• Exercise goal:
Starting at the line that contains "Read the values", restate each line word for word through the final line of the data, keeping both ends.
----- Material
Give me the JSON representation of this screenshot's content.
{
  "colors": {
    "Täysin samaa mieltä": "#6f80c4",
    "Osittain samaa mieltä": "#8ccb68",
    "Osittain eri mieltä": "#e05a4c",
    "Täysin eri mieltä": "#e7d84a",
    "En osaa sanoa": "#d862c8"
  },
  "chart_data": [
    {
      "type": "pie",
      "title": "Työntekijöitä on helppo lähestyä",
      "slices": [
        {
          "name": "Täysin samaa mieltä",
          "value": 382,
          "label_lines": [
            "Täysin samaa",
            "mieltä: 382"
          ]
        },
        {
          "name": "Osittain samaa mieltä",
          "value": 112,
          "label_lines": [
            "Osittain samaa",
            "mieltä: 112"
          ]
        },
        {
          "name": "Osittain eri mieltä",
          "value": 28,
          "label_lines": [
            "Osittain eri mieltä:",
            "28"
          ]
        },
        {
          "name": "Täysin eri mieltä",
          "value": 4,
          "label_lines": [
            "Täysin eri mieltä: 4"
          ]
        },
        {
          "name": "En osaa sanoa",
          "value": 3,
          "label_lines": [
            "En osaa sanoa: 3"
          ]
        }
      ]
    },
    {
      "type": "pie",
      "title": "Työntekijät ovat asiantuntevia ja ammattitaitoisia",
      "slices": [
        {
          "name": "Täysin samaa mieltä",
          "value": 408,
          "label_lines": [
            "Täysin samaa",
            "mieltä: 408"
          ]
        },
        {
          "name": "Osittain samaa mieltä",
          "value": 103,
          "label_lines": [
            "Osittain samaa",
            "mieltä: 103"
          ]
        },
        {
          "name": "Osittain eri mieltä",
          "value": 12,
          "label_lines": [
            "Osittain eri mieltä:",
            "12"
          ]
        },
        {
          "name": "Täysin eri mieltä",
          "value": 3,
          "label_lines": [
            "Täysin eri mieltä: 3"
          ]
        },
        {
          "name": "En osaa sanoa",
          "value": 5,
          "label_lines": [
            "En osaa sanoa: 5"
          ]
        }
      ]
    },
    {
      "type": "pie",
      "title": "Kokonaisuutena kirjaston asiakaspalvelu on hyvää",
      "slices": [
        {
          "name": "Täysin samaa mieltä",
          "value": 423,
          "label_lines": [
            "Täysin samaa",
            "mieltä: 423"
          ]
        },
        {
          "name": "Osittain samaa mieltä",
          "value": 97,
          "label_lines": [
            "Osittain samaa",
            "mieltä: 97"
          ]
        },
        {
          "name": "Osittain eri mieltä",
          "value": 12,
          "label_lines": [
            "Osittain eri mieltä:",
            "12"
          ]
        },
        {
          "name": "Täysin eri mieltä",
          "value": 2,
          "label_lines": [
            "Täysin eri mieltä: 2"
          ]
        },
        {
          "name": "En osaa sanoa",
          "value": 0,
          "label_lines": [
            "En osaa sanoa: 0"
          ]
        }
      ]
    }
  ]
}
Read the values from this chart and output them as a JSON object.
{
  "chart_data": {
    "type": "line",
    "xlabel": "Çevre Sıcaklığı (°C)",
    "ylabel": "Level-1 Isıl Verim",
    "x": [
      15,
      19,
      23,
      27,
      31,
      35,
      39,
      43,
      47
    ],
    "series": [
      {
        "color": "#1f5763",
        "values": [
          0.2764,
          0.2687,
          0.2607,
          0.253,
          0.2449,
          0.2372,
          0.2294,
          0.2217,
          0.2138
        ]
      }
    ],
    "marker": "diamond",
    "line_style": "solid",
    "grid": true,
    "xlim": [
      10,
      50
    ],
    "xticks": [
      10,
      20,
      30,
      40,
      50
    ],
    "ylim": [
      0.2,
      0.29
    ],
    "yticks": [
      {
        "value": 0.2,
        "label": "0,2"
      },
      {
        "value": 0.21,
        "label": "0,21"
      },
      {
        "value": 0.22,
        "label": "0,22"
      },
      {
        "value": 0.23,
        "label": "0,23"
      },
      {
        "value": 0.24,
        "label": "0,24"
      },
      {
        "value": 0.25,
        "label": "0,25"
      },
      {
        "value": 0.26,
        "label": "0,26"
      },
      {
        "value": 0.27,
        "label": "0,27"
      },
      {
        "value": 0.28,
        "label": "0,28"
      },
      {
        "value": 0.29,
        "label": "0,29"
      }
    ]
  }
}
----------
• Result of the exercise:
Read the values from this chart and output them as a JSON object.
{
  "chart_data": {
    "type": "line",
    "xlabel": "Çevre Sıcaklığı (°C)",
    "ylabel": "Level-1 Isıl Verim",
    "x": [
      15,
      19,
      23,
      27,
      31,
      35,
      39,
      43,
      47
    ],
    "series": [
      {
        "color": "#1f5763",
        "values": [
          0.2764,
          0.2687,
          0.2607,
          0.253,
          0.2449,
          0.2372,
          0.2294,
          0.2217,
          0.2138
        ]
      }
    ],
    "marker": "diamond",
    "line_style": "solid",
    "grid": true,
    "xlim": [
      10,
      50
    ],
    "xticks": [
      10,
      20,
      30,
      40,
      50
    ],
    "ylim": [
      0.2,
      0.29
    ],
    "yticks": [
      {
        "value": 0.2,
        "label": "0,2"
      },
      {
        "value": 0.21,
        "label": "0,21"
      },
      {
        "value": 0.22,
        "label": "0,22"
      },
      {
        "value": 0.23,
        "label": "0,23"
      },
      {
        "value": 0.24,
        "label": "0,24"
      },
      {
        "value": 0.25,
        "label": "0,25"
      },
      {
        "value": 0.26,
        "label": "0,26"
      },
      {
        "value": 0.27,
        "label": "0,27"
      },
      {
        "value": 0.28,
        "label": "0,28"
      },
      {
        "value": 0.29,
        "label": "0,29"
      }
    ]
  }
}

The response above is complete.